WHAT TO WORK ON: Output the entries below exactly as written, omitting pictures.
── SOURCE DATA
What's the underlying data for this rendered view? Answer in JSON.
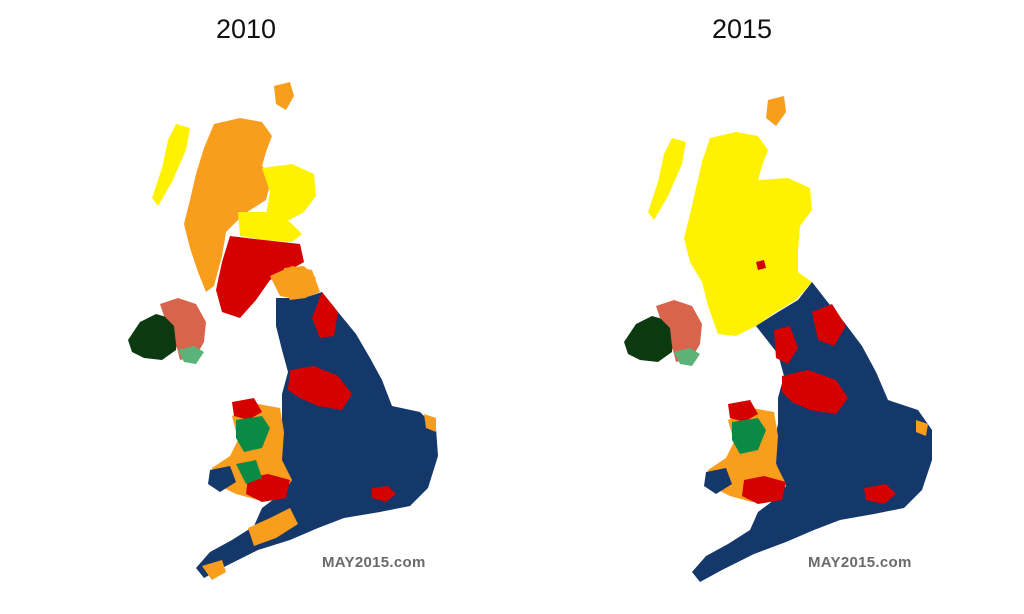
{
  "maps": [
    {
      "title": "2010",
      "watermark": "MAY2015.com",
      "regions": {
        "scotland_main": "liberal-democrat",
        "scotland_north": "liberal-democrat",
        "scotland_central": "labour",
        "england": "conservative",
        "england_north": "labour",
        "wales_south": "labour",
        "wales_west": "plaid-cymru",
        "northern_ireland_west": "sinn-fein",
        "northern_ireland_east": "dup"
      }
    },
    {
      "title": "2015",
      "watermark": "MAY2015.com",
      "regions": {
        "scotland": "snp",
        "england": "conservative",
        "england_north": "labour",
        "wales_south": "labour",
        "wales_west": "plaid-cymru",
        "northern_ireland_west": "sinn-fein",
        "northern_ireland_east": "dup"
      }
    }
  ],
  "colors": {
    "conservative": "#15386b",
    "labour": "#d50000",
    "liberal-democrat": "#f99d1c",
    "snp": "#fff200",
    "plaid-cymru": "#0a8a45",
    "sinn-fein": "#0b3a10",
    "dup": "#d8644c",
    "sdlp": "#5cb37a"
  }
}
────
RESPONSE:
What's the underlying data for this rendered view? Answer in JSON.
{
  "maps": [
    {
      "title": "2010",
      "watermark": "MAY2015.com",
      "regions": {
        "scotland_main": "liberal-democrat",
        "scotland_north": "liberal-democrat",
        "scotland_central": "labour",
        "england": "conservative",
        "england_north": "labour",
        "wales_south": "labour",
        "wales_west": "plaid-cymru",
        "northern_ireland_west": "sinn-fein",
        "northern_ireland_east": "dup"
      }
    },
    {
      "title": "2015",
      "watermark": "MAY2015.com",
      "regions": {
        "scotland": "snp",
        "england": "conservative",
        "england_north": "labour",
        "wales_south": "labour",
        "wales_west": "plaid-cymru",
        "northern_ireland_west": "sinn-fein",
        "northern_ireland_east": "dup"
      }
    }
  ],
  "colors": {
    "conservative": "#15386b",
    "labour": "#d50000",
    "liberal-democrat": "#f99d1c",
    "snp": "#fff200",
    "plaid-cymru": "#0a8a45",
    "sinn-fein": "#0b3a10",
    "dup": "#d8644c",
    "sdlp": "#5cb37a"
  }
}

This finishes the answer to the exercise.